Old Timer雑への投稿記事③

《Old Timer 167号掲載予定原稿》

【4JエンジンとJH4エンジン搭載車両の外観相違点について】

三菱ジープのあゆみの169ページにCJ3B-J3の4面図が掲載されています。図面を製作した日にちは、昭和28年(1953年)4月16日。CJ3B-J3は、左ハンドルでスペアタイヤは助手席側のサイドに設定されています。グリル正面には、三菱マークのないWILLYS。ボンネット運転席側にもWILLYSのマーク。リアゲートにもWILLYSのマークと『4 Wheel Drive』の有名なマーキングもあります。後席は、前向き仕様となっています。例の新三菱重工業時代の整備解説書の中に、当初のJ3車両には4JエンジンとJH4エンジン両方の設定があったことが明記されています。ただ私は、特にこの3面図のJ3車両に4Jエンジンが搭載されていたと考えています。もう少し期間を絞ると、昭和29年(1954年)12月のJH4エンジンの完全国産化が達成され、昭和30年(1955年)5月のCJ3B-J3国産化第一号車が完成するまでの間は、この3面図のJ3が生産されていたものと思われます。

 

私の手元にあるCJ3B-J3 70HPの1955年カタログでは、ボンネット運転席側及び助手席側には、MITSUBISHIマークがあり、スペアタイヤは車両の背面に設定されています。後席は、対面シートとなっています。そして、両車両とも例のアポロウインカーです。また両車両ともフロントドアはロイド面積が自衛隊車両のように足元まで大きく取られています。また、両車両ともおっぱいマーカーが設定されています。全長は、スペアタイヤを背面式に変更したため違いがあるのは理解できますが、ほぼ全ての寸法が微妙に異なっています。

データ抜粋:
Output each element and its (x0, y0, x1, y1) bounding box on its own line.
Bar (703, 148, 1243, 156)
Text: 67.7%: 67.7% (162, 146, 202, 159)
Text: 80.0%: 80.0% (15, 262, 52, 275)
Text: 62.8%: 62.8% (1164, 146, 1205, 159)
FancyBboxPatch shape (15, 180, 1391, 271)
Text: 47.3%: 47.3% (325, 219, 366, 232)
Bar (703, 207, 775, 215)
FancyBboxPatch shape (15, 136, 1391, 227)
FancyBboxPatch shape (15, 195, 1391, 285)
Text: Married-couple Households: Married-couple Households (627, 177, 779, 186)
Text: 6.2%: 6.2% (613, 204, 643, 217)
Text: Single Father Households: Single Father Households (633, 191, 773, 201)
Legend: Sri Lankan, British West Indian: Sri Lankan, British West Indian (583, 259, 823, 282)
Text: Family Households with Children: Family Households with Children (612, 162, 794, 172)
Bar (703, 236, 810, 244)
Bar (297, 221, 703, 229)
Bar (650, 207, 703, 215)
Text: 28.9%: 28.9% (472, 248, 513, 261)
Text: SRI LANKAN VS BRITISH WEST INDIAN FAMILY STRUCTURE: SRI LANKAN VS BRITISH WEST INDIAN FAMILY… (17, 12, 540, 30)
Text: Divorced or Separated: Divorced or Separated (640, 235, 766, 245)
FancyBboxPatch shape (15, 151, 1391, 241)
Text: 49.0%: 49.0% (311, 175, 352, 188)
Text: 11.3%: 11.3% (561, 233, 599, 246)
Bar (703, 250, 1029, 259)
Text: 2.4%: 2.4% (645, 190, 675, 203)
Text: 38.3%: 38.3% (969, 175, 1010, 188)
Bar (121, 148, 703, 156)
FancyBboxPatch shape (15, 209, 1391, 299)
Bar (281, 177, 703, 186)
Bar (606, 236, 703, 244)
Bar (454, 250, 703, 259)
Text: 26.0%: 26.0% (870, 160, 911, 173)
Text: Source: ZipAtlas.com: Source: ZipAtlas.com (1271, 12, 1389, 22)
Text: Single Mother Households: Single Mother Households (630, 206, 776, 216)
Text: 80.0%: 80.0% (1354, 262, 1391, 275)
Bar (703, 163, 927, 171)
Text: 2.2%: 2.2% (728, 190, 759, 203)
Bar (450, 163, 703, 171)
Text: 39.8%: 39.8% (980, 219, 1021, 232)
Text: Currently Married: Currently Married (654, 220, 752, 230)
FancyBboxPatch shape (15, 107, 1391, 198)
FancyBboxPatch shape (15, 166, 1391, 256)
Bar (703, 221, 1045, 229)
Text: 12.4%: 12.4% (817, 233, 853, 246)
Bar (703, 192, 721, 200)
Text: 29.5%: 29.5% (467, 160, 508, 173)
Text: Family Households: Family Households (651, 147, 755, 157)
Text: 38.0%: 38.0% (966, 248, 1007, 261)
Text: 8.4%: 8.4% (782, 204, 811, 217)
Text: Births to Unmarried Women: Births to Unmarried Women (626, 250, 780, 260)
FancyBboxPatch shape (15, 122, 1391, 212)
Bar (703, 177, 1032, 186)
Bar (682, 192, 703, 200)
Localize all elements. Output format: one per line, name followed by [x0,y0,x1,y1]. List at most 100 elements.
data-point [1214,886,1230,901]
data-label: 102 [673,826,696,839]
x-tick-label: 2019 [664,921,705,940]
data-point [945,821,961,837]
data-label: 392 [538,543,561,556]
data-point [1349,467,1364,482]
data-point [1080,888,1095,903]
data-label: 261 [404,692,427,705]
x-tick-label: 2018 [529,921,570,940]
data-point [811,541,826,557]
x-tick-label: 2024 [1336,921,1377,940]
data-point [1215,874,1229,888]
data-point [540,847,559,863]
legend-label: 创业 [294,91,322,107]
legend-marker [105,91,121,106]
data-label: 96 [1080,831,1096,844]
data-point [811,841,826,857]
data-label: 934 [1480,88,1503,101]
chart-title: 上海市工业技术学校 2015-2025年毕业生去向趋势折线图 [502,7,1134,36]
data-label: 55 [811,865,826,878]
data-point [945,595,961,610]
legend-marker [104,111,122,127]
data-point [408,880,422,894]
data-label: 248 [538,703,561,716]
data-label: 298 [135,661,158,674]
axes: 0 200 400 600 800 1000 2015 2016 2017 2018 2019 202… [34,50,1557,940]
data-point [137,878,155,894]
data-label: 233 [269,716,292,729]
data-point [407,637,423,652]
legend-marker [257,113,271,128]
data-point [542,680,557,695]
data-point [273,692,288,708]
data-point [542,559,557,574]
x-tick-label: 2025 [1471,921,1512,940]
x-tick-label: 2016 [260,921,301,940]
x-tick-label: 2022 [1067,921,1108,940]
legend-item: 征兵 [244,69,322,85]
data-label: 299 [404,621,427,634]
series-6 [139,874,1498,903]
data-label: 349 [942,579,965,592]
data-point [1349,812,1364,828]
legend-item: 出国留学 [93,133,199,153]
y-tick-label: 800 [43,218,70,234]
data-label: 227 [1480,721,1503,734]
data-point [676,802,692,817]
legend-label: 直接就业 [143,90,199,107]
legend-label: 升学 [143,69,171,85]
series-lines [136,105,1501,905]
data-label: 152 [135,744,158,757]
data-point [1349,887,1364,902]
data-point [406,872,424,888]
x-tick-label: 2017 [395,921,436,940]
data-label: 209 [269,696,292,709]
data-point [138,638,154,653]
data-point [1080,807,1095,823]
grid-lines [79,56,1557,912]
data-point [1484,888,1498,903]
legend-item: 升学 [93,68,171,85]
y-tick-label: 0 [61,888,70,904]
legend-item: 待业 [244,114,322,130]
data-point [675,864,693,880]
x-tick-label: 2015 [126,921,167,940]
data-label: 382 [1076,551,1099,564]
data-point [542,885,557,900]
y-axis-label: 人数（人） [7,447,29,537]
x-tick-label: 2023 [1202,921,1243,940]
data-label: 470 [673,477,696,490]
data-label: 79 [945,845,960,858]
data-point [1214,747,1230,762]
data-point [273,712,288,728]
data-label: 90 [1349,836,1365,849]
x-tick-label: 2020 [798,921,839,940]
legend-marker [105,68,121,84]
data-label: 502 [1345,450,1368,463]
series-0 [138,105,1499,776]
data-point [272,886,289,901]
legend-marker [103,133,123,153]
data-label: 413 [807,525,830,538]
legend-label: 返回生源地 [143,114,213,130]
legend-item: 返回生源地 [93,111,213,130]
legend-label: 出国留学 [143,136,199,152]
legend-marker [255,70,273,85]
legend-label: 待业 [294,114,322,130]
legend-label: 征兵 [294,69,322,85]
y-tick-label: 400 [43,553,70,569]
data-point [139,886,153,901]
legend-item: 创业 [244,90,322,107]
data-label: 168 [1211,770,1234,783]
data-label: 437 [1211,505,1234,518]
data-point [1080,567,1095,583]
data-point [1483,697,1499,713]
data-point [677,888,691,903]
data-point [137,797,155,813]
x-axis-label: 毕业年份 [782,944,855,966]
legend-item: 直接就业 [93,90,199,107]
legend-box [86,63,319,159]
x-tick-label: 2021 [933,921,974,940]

演習課題:
**a)** 本文について、次の問いに答えてください。
(i) 『三菱ジープのあゆみ』でCJ3B-J3の4面図が載っているのは何ページか。
(ii) JH4エンジンの完全国産化が達成されたのはいつか。
(iii) CJ3B-J3 70HPの1955年カタログでは、スペアタイヤはどこに設定されているか。
**b)** 本文によると、図面のCJ3B-J3でWILLYSのマークがあるのはどの箇所ですか。すべて挙げてください。

解答一覧:
**a)**
(i) 169ページ
(ii) 昭和29年(1954年)12月
(iii) 車両の背面

**b)** グリル正面、ボンネット運転席側、リアゲート